◆ **PROBLEM REQUIREMENTS**
Only the number is requested. Tally the lines of the data that hold the string "chứa".
··· EXERCISE INPUT ···
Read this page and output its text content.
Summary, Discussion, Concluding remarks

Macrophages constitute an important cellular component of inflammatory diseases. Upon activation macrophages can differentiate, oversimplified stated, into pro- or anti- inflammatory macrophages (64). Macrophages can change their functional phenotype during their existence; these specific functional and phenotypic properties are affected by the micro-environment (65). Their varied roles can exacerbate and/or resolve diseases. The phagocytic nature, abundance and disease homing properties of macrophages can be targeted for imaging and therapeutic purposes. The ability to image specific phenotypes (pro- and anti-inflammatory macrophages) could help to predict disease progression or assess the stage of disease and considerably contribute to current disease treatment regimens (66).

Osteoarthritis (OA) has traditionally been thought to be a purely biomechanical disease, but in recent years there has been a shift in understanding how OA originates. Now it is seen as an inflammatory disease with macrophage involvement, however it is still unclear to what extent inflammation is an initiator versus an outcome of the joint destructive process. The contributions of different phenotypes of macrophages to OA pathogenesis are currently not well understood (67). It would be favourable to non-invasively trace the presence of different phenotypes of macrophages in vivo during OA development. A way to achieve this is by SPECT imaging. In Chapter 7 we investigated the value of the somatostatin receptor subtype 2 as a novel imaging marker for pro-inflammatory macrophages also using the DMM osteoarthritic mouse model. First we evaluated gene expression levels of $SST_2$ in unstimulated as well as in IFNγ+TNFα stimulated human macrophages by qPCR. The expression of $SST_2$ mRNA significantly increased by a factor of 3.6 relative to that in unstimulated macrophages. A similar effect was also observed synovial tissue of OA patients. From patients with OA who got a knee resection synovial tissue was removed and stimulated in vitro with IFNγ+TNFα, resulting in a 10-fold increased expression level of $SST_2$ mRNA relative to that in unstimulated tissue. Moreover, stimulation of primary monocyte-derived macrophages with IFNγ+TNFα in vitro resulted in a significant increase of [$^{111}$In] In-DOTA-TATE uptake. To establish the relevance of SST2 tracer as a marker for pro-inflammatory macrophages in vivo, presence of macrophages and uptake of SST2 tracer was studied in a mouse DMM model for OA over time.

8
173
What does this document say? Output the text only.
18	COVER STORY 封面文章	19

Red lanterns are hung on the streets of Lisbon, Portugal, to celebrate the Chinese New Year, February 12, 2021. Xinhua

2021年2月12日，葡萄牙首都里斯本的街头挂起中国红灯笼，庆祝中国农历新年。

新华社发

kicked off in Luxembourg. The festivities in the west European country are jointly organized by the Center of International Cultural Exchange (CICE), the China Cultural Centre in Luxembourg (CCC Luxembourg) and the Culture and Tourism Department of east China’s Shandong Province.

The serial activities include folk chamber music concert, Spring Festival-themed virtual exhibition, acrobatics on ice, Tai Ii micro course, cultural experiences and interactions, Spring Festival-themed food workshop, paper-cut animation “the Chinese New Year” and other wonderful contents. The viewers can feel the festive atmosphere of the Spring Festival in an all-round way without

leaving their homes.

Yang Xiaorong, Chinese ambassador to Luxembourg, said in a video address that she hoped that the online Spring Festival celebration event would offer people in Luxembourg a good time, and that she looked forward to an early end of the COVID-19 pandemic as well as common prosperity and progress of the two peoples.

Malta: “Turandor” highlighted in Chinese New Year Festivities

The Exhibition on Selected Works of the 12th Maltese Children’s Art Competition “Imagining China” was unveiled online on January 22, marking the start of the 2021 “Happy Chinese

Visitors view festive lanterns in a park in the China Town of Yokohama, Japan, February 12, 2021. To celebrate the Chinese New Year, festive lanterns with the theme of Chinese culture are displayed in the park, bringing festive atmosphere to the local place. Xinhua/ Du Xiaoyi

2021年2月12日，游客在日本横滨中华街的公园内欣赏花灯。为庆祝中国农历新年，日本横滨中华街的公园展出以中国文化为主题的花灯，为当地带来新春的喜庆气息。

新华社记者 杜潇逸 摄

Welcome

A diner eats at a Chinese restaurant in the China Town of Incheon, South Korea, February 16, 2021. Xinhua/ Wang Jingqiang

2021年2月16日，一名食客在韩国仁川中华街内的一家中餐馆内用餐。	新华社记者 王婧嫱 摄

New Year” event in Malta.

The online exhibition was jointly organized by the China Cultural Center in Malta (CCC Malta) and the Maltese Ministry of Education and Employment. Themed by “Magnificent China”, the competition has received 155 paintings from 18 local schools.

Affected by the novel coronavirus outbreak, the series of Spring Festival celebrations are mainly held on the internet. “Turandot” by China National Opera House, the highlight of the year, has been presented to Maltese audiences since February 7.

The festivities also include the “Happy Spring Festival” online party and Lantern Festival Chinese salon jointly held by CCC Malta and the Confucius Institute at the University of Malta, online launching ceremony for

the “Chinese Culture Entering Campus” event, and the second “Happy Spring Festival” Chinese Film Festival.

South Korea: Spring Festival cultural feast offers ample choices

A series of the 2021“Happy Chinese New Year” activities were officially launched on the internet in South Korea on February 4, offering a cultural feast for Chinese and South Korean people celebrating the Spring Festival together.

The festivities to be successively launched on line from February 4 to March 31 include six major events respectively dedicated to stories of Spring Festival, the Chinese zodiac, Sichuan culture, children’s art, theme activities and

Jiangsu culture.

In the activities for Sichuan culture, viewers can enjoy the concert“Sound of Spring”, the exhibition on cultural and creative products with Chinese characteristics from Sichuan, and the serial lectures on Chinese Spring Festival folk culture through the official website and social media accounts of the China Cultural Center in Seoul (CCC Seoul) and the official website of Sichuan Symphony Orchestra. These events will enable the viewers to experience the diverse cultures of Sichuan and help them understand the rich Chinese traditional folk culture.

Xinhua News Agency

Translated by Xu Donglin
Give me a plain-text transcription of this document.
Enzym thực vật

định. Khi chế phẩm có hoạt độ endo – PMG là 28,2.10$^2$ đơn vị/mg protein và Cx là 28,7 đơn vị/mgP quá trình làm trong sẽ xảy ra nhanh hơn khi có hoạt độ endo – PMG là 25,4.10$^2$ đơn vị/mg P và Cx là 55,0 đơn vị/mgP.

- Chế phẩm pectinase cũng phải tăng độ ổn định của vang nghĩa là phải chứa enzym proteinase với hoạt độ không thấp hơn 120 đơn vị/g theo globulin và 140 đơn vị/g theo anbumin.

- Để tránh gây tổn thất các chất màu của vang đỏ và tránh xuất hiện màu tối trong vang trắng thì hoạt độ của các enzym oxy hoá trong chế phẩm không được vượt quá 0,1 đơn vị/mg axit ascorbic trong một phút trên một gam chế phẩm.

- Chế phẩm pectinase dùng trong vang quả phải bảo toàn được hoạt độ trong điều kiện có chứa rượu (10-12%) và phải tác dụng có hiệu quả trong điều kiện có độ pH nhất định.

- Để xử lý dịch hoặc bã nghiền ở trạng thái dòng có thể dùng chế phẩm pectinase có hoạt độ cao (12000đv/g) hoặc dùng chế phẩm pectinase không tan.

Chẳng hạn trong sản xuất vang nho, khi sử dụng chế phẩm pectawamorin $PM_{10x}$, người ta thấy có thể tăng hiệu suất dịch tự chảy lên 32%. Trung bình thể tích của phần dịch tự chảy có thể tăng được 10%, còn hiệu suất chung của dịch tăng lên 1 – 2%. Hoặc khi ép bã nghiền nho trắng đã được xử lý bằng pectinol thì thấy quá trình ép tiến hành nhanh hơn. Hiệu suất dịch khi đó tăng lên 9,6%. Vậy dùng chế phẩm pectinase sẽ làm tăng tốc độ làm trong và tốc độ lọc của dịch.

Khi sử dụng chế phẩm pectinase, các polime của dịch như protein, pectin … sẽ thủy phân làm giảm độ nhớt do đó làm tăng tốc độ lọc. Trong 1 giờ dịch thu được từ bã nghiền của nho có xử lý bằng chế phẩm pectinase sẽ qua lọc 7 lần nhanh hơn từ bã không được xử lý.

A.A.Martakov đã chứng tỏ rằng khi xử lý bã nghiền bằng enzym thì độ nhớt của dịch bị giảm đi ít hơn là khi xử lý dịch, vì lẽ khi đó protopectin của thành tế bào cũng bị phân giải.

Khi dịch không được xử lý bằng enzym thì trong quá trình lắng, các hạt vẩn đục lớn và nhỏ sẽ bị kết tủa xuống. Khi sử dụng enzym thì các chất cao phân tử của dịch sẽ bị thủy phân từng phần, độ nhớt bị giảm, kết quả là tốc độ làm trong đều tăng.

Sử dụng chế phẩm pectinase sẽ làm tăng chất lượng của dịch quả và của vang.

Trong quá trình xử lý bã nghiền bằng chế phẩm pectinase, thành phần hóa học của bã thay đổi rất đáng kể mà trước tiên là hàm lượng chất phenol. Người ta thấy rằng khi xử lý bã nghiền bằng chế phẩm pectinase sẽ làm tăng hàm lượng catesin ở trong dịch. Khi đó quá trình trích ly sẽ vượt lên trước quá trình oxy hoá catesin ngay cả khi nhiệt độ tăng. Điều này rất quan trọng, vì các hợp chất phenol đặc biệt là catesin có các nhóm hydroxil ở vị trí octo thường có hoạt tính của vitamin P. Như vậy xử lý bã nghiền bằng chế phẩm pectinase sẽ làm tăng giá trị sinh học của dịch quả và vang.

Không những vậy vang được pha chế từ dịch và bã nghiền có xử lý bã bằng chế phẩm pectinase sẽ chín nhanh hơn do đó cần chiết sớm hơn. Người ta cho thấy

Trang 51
···
◆ **RESULT OF THE TASK**
2